- Texte source:
Quatre années à compléter un doctorat au Laboratoire de recherche en Management et économie de l’environnement construit et naturel (REME), devenu à sa suggestion le Laboratoire d’économie urbaine et de l’environnement (LEURE) de l’École polytechnique fédérale de Lausanne, il y a de quoi retirer des observations dignes à partage. C’est à cet exercice que nous avons convié Philippe Bélanger. Il a accepté avec plaisir et le résultat est pour vous.

Quelles furent donc les plus belles découvertes du doctorant durant ces quatre années passées à Lausanne?

LES FORCES DE LA RECHERCHE UNIVERSITAIRE

Spontanément, il lance avoir beaucoup aimé la manière dont le gouvernement utilise les universités pour y faire faire de la recherche : « En Suisse, au lieu de financer des centres de recherche publics, le gouvernement finance la recherche universitaire, qui a d’autant plus l’avantage d’être indépendante (…) De toutes manières, comme pour le secteur bancaire, on y retrouve une grosse culture du secret, mais aussi de collaboration et avec un sens de l’éthique très fort (…) Les moyens des professeurs sont incomparables avec ici, au Québec », termine-t-il sur ce point, en précisant qu’il faisait partie d’une équipe de neuf étudiants doctorants attachés au même professeur.

Et ce lien fort État-Recherche universitaire s’applique aussi au secteur privé.

« Je n’avais qu’un pas à faire pour me retrouver au Quartier de l’innovation (…) La vitesse avec laquelle une idée peut y devenir une Strart-up et ensuite une entreprise réussie est surprenante ». Le campus de l’EPFL compte sur un Quartier de l’innovation, avec des noms tels Nestlé, Crédit Suisse et Logitech bien en évidence sur les centres de recherche privés installés là avec un bail de 75 ans et les chercheurs de la compagnie qui accueillent et emploient des étudiants sur les lieux même de leur campus universitaire pour des projets de recherche propres ou en collaboration avec l’EPFL.

« Les trois derniers bâtiments du campus ont d’ailleurs été des réalisations du privé, avec des droits emphytéotiques de 100 ans. Ici, l’université a compris qu’elle ne gagne rien à gérer de l’immobilier. Elle confie ça au privé, tout en gardant ses droits de propriété à long terme sur les terrains. »

« Les barrages hydroélectriques du pays sont sur le même principe. C’est ainsi que dans les dix prochaines années, j’ai observé qu’il y a des cantons en Suisse qui récupéreront la propriété de ces infrastructures, devenant milliardaires en valeur. Le canton du Valais est le meilleur exemple ici, les barrages de la vallée du Rhône seront propriété du canton alors que les barrages sur les affluents dans les vallées seront propriété des communes[1] (…) J’ai vu là de quoi revoir nos pratiques de PPP (partenariat public privé) au Québec. »

- Exercices à réaliser:
A – Traduisez en anglais cette phrase du texte source : « Ici, l’université a compris qu’elle ne gagne rien à gérer de l’immobilier. »
B – Reproduisez un passage du texte source : commencez aux mots "LES FORCES DE" et arrêtez-vous après "au même professeur.".
Le listing n’intervient aucunement dans ce travail.

- Listing fourni:

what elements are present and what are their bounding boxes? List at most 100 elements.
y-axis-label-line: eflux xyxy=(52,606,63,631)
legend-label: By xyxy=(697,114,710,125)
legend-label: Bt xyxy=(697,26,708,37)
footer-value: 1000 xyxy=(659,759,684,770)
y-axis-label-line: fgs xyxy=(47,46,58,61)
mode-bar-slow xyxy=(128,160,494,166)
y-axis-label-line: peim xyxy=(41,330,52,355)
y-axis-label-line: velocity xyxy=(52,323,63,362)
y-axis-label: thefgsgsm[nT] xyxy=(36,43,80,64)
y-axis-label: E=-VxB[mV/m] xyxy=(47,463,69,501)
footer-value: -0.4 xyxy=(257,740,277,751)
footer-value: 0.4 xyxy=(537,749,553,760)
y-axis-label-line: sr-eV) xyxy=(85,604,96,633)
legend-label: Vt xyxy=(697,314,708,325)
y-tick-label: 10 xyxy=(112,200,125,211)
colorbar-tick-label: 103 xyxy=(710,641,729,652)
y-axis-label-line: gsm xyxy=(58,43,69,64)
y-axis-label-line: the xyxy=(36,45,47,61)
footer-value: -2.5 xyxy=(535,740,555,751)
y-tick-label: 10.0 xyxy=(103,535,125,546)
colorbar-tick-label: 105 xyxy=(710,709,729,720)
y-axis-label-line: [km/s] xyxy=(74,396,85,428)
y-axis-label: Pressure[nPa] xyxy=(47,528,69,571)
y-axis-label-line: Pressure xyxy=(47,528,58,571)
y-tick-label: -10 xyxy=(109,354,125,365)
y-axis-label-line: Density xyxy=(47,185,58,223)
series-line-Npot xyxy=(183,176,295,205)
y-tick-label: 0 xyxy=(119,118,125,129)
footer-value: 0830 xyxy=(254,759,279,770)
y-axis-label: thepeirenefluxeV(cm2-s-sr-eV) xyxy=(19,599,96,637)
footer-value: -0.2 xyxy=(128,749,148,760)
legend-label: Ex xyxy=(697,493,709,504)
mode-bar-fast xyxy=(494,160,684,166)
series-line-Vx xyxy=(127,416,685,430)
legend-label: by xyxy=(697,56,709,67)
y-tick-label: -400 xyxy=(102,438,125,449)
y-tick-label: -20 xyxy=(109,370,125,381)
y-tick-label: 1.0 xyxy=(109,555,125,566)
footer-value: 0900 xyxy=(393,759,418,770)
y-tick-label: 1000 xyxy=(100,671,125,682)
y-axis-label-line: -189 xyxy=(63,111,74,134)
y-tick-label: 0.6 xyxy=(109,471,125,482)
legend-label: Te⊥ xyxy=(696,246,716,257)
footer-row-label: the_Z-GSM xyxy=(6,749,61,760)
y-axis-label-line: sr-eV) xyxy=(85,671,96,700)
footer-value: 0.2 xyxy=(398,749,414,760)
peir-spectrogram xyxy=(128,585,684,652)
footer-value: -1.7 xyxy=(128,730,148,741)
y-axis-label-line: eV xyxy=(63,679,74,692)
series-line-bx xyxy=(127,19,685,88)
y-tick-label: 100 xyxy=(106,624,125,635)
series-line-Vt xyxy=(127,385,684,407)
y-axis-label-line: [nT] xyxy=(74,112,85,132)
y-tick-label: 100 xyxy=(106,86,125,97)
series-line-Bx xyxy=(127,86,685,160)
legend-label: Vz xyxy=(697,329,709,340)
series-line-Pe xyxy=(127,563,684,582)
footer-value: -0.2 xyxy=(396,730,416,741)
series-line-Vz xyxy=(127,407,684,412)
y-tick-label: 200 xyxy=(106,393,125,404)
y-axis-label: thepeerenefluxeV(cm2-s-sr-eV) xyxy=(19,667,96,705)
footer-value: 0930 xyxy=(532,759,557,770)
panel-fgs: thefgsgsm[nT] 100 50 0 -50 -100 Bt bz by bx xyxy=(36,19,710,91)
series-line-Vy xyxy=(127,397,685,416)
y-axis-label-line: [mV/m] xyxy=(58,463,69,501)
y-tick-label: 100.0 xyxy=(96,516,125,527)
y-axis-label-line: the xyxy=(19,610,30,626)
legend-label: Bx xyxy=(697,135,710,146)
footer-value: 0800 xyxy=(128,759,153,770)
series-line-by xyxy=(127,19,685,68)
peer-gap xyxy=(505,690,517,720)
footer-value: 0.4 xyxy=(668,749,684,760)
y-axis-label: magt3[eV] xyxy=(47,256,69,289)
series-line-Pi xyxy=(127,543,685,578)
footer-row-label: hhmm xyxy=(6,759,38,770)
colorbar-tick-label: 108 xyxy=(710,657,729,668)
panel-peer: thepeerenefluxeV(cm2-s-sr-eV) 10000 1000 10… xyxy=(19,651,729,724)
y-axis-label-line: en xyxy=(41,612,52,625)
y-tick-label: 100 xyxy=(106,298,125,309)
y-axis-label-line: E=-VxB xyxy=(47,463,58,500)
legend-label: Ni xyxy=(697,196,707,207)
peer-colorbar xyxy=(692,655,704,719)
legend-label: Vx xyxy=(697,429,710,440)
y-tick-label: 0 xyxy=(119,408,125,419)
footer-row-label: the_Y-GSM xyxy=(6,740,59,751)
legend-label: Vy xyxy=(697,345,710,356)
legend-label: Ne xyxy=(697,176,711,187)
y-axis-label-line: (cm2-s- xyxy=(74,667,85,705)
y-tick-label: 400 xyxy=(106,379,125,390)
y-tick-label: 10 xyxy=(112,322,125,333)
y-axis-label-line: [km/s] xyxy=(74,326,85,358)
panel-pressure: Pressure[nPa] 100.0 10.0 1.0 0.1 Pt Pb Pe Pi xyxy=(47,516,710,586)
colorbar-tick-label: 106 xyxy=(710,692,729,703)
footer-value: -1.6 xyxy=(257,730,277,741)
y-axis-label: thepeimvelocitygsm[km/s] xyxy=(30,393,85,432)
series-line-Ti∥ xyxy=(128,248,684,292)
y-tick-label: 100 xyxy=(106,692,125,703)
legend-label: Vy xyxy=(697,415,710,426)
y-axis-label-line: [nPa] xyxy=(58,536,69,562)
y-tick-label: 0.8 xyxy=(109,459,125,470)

- Résultats obtenus:
A – Here, the university has understood that it gains nothing by managing real estate.

B –
LES FORCES DE LA RECHERCHE UNIVERSITAIRE

Spontanément, il lance avoir beaucoup aimé la manière dont le gouvernement utilise les universités pour y faire faire de la recherche : « En Suisse, au lieu de financer des centres de recherche publics, le gouvernement finance la recherche universitaire, qui a d’autant plus l’avantage d’être indépendante (…) De toutes manières, comme pour le secteur bancaire, on y retrouve une grosse culture du secret, mais aussi de collaboration et avec un sens de l’éthique très fort (…) Les moyens des professeurs sont incomparables avec ici, au Québec », termine-t-il sur ce point, en précisant qu’il faisait partie d’une équipe de neuf étudiants doctorants attachés au même professeur.